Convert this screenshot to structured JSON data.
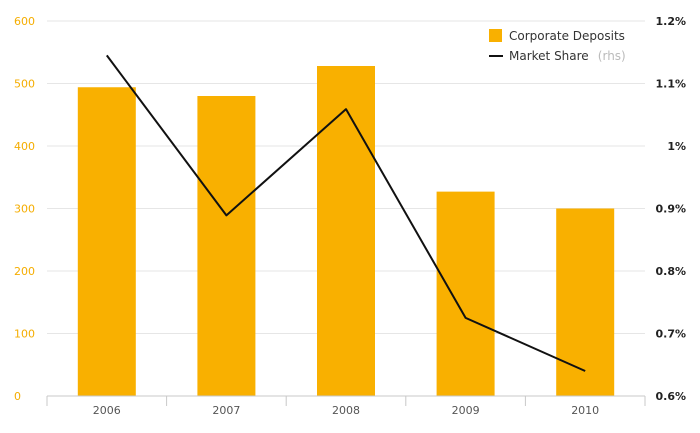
{
  "chart_data": {
    "type": "bar",
    "categories": [
      "2006",
      "2007",
      "2008",
      "2009",
      "2010"
    ],
    "series": [
      {
        "name": "Corporate Deposits",
        "type": "bar",
        "axis": "left",
        "values": [
          494,
          480,
          528,
          327,
          300
        ],
        "color": "#f9b000"
      },
      {
        "name": "Market Share",
        "name_note": "(rhs)",
        "type": "line",
        "axis": "right",
        "values": [
          1.145,
          0.889,
          1.059,
          0.725,
          0.64
        ],
        "color": "#111111"
      }
    ],
    "y_left": {
      "ylim": [
        0,
        600
      ],
      "ticks": [
        0,
        100,
        200,
        300,
        400,
        500,
        600
      ],
      "tick_labels": [
        "0",
        "100",
        "200",
        "300",
        "400",
        "500",
        "600"
      ],
      "label_color": "#f5ad00"
    },
    "y_right": {
      "ylim": [
        0.6,
        1.2
      ],
      "ticks": [
        0.6,
        0.7,
        0.8,
        0.9,
        1.0,
        1.1,
        1.2
      ],
      "tick_labels": [
        "0.6%",
        "0.7%",
        "0.8%",
        "0.9%",
        "1%",
        "1.1%",
        "1.2%"
      ]
    },
    "grid": true,
    "legend_position": "top-right",
    "title": "",
    "xlabel": "",
    "ylabel": ""
  }
}
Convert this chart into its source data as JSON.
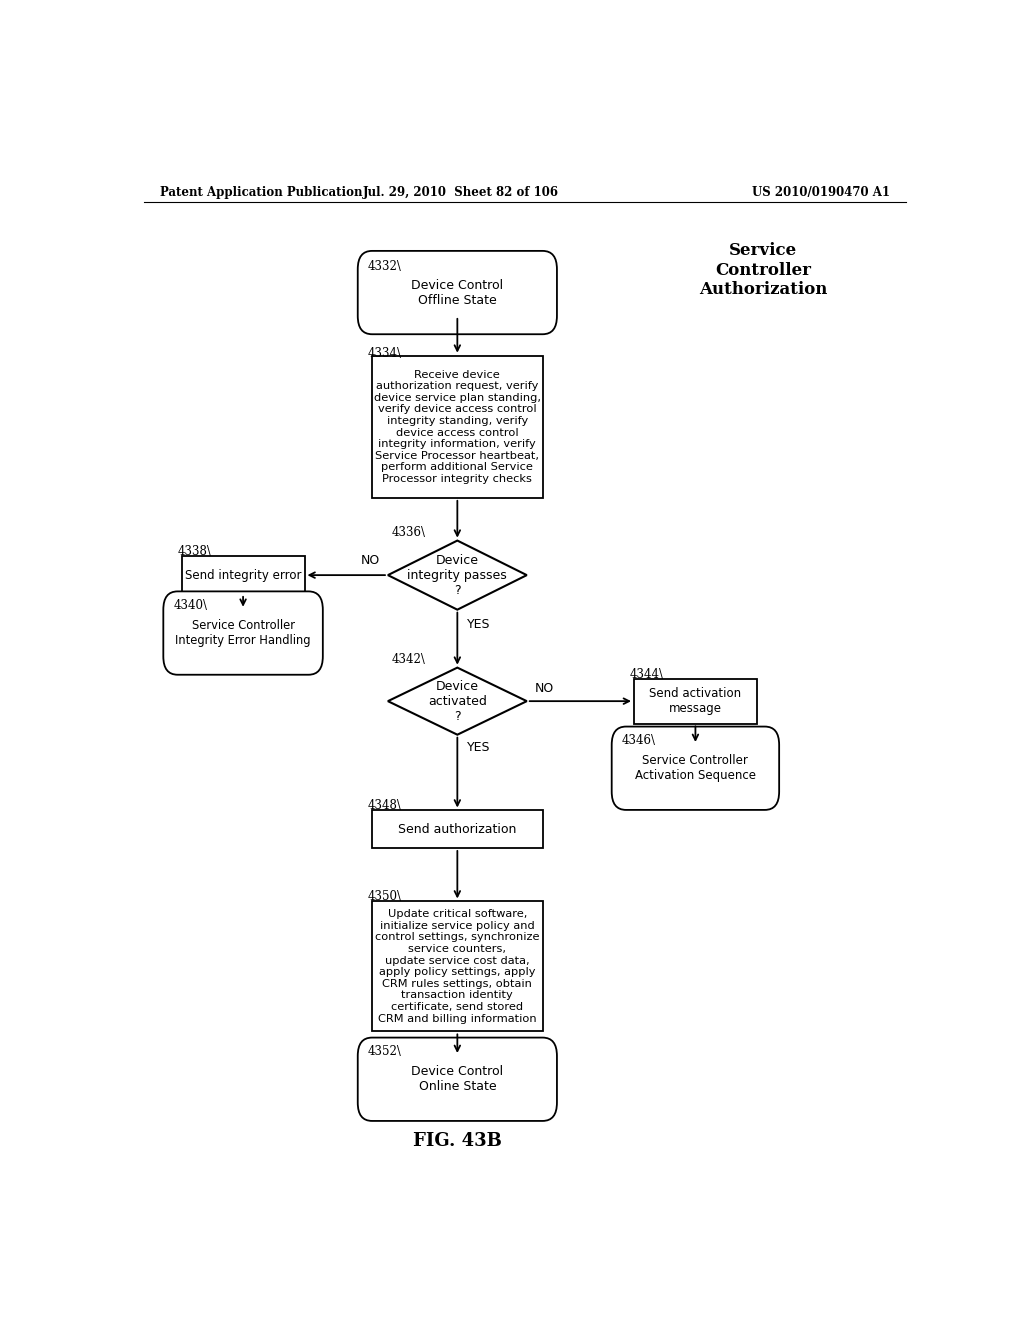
{
  "header_left": "Patent Application Publication",
  "header_mid": "Jul. 29, 2010  Sheet 82 of 106",
  "header_right": "US 2010/0190470 A1",
  "title_label": "Service\nController\nAuthorization",
  "figure_label": "FIG. 43B",
  "bg_color": "#ffffff"
}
────────────────
Where does the word "JSON" appear in the listing? List each line that holds it.

Convert this screenshot to structured JSON data.
Convert this chart into its source data as JSON.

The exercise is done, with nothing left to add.